## TASK TO CARRY OUT
Please repeat all of the lines that follow, exactly as written.

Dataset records

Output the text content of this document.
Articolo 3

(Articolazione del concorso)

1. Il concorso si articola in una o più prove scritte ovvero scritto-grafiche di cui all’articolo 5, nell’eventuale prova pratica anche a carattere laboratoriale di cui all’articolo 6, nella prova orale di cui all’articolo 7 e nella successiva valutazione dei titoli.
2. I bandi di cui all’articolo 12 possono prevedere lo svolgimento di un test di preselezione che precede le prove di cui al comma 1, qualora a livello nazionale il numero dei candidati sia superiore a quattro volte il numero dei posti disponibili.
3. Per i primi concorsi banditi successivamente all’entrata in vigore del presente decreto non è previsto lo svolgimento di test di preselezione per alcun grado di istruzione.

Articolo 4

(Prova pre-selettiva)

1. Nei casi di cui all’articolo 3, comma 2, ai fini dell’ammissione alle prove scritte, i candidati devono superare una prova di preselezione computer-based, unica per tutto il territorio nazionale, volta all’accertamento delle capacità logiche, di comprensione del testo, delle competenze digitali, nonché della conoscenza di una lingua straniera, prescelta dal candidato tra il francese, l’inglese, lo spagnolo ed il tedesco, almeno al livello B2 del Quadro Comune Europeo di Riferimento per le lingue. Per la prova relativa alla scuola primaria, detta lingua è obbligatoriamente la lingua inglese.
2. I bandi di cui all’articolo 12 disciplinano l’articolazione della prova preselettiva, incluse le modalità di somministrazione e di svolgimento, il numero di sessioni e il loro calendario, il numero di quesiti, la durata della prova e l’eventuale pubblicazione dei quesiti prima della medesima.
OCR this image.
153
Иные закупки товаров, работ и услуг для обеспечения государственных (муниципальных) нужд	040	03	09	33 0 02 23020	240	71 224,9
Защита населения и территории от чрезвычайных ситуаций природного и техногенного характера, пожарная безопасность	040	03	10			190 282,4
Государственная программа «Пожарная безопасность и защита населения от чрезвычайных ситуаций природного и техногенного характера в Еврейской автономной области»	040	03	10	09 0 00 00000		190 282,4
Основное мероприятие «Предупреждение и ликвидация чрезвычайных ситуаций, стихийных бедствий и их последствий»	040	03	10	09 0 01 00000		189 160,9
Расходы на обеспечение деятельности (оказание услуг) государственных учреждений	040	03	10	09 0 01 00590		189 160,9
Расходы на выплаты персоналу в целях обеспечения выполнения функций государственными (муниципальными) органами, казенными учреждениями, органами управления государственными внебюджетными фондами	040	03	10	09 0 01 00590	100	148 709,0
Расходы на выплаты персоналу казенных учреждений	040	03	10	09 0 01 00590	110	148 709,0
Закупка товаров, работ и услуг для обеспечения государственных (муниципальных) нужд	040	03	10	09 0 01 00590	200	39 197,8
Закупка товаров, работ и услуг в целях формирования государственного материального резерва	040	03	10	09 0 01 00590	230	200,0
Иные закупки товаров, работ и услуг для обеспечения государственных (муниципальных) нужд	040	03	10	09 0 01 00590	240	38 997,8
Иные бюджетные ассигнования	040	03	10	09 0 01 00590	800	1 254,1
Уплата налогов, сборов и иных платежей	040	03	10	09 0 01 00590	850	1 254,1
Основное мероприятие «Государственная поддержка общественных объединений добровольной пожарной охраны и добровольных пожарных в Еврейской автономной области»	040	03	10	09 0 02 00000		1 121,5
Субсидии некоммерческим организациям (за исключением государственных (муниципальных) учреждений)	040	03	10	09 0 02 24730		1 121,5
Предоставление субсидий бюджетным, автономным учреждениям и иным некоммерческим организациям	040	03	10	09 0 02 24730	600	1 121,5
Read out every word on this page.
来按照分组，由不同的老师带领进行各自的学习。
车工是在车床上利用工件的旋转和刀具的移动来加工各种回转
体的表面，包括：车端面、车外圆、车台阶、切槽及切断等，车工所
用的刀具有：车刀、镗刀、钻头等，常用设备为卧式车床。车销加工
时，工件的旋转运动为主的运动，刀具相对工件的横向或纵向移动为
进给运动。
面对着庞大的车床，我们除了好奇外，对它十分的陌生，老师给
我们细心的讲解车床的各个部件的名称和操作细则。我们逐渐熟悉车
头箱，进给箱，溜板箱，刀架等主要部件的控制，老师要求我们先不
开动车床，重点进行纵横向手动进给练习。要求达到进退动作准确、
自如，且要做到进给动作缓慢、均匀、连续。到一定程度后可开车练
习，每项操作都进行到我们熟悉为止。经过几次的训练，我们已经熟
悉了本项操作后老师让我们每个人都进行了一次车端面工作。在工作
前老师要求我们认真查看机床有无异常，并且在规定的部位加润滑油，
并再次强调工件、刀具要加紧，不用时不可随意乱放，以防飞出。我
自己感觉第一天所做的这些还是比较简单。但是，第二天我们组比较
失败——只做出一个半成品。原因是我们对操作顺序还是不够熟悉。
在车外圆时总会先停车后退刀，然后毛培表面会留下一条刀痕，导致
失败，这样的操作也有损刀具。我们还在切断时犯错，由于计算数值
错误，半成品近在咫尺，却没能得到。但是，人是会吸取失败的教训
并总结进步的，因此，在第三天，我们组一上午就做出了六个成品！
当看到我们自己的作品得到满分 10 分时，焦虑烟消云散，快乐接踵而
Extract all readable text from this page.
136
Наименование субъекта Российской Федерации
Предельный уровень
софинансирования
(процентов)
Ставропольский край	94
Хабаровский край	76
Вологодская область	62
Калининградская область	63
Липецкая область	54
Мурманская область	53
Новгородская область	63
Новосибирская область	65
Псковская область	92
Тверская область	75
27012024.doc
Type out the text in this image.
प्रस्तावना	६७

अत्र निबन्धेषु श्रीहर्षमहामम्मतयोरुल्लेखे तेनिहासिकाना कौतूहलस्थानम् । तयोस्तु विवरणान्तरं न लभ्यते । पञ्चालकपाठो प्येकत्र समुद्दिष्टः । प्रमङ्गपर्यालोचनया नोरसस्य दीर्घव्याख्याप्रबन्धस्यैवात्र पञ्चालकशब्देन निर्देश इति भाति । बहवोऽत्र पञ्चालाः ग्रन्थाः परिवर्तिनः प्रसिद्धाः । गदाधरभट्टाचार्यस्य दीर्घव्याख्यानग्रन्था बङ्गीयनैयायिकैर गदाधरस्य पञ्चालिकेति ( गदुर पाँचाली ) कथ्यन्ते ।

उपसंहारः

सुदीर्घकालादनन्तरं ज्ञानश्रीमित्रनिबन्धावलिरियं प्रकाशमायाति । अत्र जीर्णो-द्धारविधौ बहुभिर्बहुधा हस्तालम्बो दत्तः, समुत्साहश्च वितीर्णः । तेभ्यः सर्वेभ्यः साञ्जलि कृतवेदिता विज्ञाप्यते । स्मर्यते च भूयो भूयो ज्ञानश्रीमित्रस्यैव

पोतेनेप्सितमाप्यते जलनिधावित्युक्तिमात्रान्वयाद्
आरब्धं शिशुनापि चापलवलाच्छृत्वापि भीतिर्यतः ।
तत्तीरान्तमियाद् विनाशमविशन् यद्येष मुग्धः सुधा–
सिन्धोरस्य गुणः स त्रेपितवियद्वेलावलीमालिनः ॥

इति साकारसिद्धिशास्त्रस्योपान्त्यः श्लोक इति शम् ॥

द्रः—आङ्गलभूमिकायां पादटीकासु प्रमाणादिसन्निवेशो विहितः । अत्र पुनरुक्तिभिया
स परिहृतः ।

## RIGHT ANSWER
Output the text content of this document.
Articolo 3

(Articolazione del concorso)

1. Il concorso si articola in una o più prove scritte ovvero scritto-grafiche di cui all’articolo 5, nell’eventuale prova pratica anche a carattere laboratoriale di cui all’articolo 6, nella prova orale di cui all’articolo 7 e nella successiva valutazione dei titoli.
2. I bandi di cui all’articolo 12 possono prevedere lo svolgimento di un test di preselezione che precede le prove di cui al comma 1, qualora a livello nazionale il numero dei candidati sia superiore a quattro volte il numero dei posti disponibili.
3. Per i primi concorsi banditi successivamente all’entrata in vigore del presente decreto non è previsto lo svolgimento di test di preselezione per alcun grado di istruzione.

Articolo 4

(Prova pre-selettiva)

1. Nei casi di cui all’articolo 3, comma 2, ai fini dell’ammissione alle prove scritte, i candidati devono superare una prova di preselezione computer-based, unica per tutto il territorio nazionale, volta all’accertamento delle capacità logiche, di comprensione del testo, delle competenze digitali, nonché della conoscenza di una lingua straniera, prescelta dal candidato tra il francese, l’inglese, lo spagnolo ed il tedesco, almeno al livello B2 del Quadro Comune Europeo di Riferimento per le lingue. Per la prova relativa alla scuola primaria, detta lingua è obbligatoriamente la lingua inglese.
2. I bandi di cui all’articolo 12 disciplinano l’articolazione della prova preselettiva, incluse le modalità di somministrazione e di svolgimento, il numero di sessioni e il loro calendario, il numero di quesiti, la durata della prova e l’eventuale pubblicazione dei quesiti prima della medesima.
OCR this image.
153
Иные закупки товаров, работ и услуг для обеспечения государственных (муниципальных) нужд	040	03	09	33 0 02 23020	240	71 224,9
Защита населения и территории от чрезвычайных ситуаций природного и техногенного характера, пожарная безопасность	040	03	10			190 282,4
Государственная программа «Пожарная безопасность и защита населения от чрезвычайных ситуаций природного и техногенного характера в Еврейской автономной области»	040	03	10	09 0 00 00000		190 282,4
Основное мероприятие «Предупреждение и ликвидация чрезвычайных ситуаций, стихийных бедствий и их последствий»	040	03	10	09 0 01 00000		189 160,9
Расходы на обеспечение деятельности (оказание услуг) государственных учреждений	040	03	10	09 0 01 00590		189 160,9
Расходы на выплаты персоналу в целях обеспечения выполнения функций государственными (муниципальными) органами, казенными учреждениями, органами управления государственными внебюджетными фондами	040	03	10	09 0 01 00590	100	148 709,0
Расходы на выплаты персоналу казенных учреждений	040	03	10	09 0 01 00590	110	148 709,0
Закупка товаров, работ и услуг для обеспечения государственных (муниципальных) нужд	040	03	10	09 0 01 00590	200	39 197,8
Закупка товаров, работ и услуг в целях формирования государственного материального резерва	040	03	10	09 0 01 00590	230	200,0
Иные закупки товаров, работ и услуг для обеспечения государственных (муниципальных) нужд	040	03	10	09 0 01 00590	240	38 997,8
Иные бюджетные ассигнования	040	03	10	09 0 01 00590	800	1 254,1
Уплата налогов, сборов и иных платежей	040	03	10	09 0 01 00590	850	1 254,1
Основное мероприятие «Государственная поддержка общественных объединений добровольной пожарной охраны и добровольных пожарных в Еврейской автономной области»	040	03	10	09 0 02 00000		1 121,5
Субсидии некоммерческим организациям (за исключением государственных (муниципальных) учреждений)	040	03	10	09 0 02 24730		1 121,5
Предоставление субсидий бюджетным, автономным учреждениям и иным некоммерческим организациям	040	03	10	09 0 02 24730	600	1 121,5
Read out every word on this page.
来按照分组，由不同的老师带领进行各自的学习。
车工是在车床上利用工件的旋转和刀具的移动来加工各种回转
体的表面，包括：车端面、车外圆、车台阶、切槽及切断等，车工所
用的刀具有：车刀、镗刀、钻头等，常用设备为卧式车床。车销加工
时，工件的旋转运动为主的运动，刀具相对工件的横向或纵向移动为
进给运动。
面对着庞大的车床，我们除了好奇外，对它十分的陌生，老师给
我们细心的讲解车床的各个部件的名称和操作细则。我们逐渐熟悉车
头箱，进给箱，溜板箱，刀架等主要部件的控制，老师要求我们先不
开动车床，重点进行纵横向手动进给练习。要求达到进退动作准确、
自如，且要做到进给动作缓慢、均匀、连续。到一定程度后可开车练
习，每项操作都进行到我们熟悉为止。经过几次的训练，我们已经熟
悉了本项操作后老师让我们每个人都进行了一次车端面工作。在工作
前老师要求我们认真查看机床有无异常，并且在规定的部位加润滑油，
并再次强调工件、刀具要加紧，不用时不可随意乱放，以防飞出。我
自己感觉第一天所做的这些还是比较简单。但是，第二天我们组比较
失败——只做出一个半成品。原因是我们对操作顺序还是不够熟悉。
在车外圆时总会先停车后退刀，然后毛培表面会留下一条刀痕，导致
失败，这样的操作也有损刀具。我们还在切断时犯错，由于计算数值
错误，半成品近在咫尺，却没能得到。但是，人是会吸取失败的教训
并总结进步的，因此，在第三天，我们组一上午就做出了六个成品！
当看到我们自己的作品得到满分 10 分时，焦虑烟消云散，快乐接踵而
Extract all readable text from this page.
136
Наименование субъекта Российской Федерации
Предельный уровень
софинансирования
(процентов)
Ставропольский край	94
Хабаровский край	76
Вологодская область	62
Калининградская область	63
Липецкая область	54
Мурманская область	53
Новгородская область	63
Новосибирская область	65
Псковская область	92
Тверская область	75
27012024.doc
Type out the text in this image.
प्रस्तावना	६७

अत्र निबन्धेषु श्रीहर्षमहामम्मतयोरुल्लेखे तेनिहासिकाना कौतूहलस्थानम् । तयोस्तु विवरणान्तरं न लभ्यते । पञ्चालकपाठो प्येकत्र समुद्दिष्टः । प्रमङ्गपर्यालोचनया नोरसस्य दीर्घव्याख्याप्रबन्धस्यैवात्र पञ्चालकशब्देन निर्देश इति भाति । बहवोऽत्र पञ्चालाः ग्रन्थाः परिवर्तिनः प्रसिद्धाः । गदाधरभट्टाचार्यस्य दीर्घव्याख्यानग्रन्था बङ्गीयनैयायिकैर गदाधरस्य पञ्चालिकेति ( गदुर पाँचाली ) कथ्यन्ते ।

उपसंहारः

सुदीर्घकालादनन्तरं ज्ञानश्रीमित्रनिबन्धावलिरियं प्रकाशमायाति । अत्र जीर्णो-द्धारविधौ बहुभिर्बहुधा हस्तालम्बो दत्तः, समुत्साहश्च वितीर्णः । तेभ्यः सर्वेभ्यः साञ्जलि कृतवेदिता विज्ञाप्यते । स्मर्यते च भूयो भूयो ज्ञानश्रीमित्रस्यैव

पोतेनेप्सितमाप्यते जलनिधावित्युक्तिमात्रान्वयाद्
आरब्धं शिशुनापि चापलवलाच्छृत्वापि भीतिर्यतः ।
तत्तीरान्तमियाद् विनाशमविशन् यद्येष मुग्धः सुधा–
सिन्धोरस्य गुणः स त्रेपितवियद्वेलावलीमालिनः ॥

इति साकारसिद्धिशास्त्रस्योपान्त्यः श्लोक इति शम् ॥

द्रः—आङ्गलभूमिकायां पादटीकासु प्रमाणादिसन्निवेशो विहितः । अत्र पुनरुक्तिभिया
स परिहृतः ।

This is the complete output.